Work to do >>
Collect all lines containing the word "text" from the data.

----------------------------------------

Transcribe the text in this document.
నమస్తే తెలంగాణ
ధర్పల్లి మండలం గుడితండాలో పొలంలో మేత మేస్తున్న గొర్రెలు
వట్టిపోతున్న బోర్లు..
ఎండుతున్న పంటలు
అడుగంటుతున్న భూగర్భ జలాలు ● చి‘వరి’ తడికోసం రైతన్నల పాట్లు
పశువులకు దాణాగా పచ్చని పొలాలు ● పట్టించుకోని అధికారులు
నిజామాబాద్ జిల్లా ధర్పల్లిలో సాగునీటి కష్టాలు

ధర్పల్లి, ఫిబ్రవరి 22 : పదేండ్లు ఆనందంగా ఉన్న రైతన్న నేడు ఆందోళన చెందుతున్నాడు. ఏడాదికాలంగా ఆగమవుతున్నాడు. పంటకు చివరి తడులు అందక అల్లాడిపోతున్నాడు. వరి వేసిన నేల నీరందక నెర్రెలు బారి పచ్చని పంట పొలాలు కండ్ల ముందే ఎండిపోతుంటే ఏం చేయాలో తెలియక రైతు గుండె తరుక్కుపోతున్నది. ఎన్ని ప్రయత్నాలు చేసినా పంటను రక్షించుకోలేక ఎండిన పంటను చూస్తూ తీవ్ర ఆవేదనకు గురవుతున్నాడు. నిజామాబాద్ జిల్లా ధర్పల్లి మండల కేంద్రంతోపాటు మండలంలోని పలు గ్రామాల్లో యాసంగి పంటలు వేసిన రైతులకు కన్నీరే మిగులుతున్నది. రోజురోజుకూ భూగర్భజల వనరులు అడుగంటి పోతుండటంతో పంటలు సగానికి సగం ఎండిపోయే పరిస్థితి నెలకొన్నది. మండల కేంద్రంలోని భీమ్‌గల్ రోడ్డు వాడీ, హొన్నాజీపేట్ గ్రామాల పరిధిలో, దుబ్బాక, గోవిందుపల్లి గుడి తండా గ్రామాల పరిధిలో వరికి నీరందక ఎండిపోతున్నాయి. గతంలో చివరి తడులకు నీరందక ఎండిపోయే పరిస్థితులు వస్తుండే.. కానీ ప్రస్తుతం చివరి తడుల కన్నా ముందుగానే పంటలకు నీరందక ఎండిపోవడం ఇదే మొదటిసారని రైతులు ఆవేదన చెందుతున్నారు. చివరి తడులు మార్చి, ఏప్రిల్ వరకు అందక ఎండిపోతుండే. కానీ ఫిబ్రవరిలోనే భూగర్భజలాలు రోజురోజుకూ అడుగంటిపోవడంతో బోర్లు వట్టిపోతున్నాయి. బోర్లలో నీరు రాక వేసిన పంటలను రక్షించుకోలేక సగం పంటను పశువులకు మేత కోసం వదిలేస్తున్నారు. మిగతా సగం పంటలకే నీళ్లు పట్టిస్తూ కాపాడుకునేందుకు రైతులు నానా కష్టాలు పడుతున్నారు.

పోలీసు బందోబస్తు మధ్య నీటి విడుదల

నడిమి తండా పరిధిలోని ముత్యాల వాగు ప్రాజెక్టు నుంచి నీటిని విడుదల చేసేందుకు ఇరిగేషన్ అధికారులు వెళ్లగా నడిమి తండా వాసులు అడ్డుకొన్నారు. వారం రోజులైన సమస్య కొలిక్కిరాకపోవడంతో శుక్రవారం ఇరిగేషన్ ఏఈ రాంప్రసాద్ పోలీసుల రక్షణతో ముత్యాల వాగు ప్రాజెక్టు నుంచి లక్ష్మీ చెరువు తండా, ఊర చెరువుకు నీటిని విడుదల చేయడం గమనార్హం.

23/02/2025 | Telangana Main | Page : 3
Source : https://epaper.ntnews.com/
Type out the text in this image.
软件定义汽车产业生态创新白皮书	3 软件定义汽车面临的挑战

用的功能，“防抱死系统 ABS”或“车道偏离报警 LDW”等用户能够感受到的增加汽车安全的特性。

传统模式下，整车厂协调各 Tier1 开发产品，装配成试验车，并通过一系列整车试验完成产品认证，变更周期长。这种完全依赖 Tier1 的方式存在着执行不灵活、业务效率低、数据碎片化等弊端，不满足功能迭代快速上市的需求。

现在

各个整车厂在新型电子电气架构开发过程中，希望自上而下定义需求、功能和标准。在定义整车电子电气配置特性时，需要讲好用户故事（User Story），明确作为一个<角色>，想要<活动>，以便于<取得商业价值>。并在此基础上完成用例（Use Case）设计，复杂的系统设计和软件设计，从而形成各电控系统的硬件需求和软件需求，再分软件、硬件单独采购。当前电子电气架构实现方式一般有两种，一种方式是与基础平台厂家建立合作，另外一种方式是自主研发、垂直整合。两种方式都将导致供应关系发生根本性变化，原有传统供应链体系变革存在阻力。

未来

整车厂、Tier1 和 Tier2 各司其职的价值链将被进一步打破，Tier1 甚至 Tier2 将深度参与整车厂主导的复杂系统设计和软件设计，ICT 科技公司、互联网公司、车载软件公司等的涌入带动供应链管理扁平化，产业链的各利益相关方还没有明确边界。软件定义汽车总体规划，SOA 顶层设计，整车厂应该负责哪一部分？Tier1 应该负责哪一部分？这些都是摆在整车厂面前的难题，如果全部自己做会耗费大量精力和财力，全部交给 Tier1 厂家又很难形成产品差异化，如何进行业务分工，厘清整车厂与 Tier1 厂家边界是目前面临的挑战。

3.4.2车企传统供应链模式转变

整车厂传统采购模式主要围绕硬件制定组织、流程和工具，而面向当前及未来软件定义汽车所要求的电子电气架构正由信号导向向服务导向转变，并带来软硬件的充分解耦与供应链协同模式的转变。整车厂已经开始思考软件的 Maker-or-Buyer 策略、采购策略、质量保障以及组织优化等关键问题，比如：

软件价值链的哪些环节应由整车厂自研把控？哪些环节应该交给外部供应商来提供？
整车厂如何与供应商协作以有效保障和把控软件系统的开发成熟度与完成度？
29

----------------------------------------

Completed exercise >>
Transcribe the text in this document.
Type out the text in this image.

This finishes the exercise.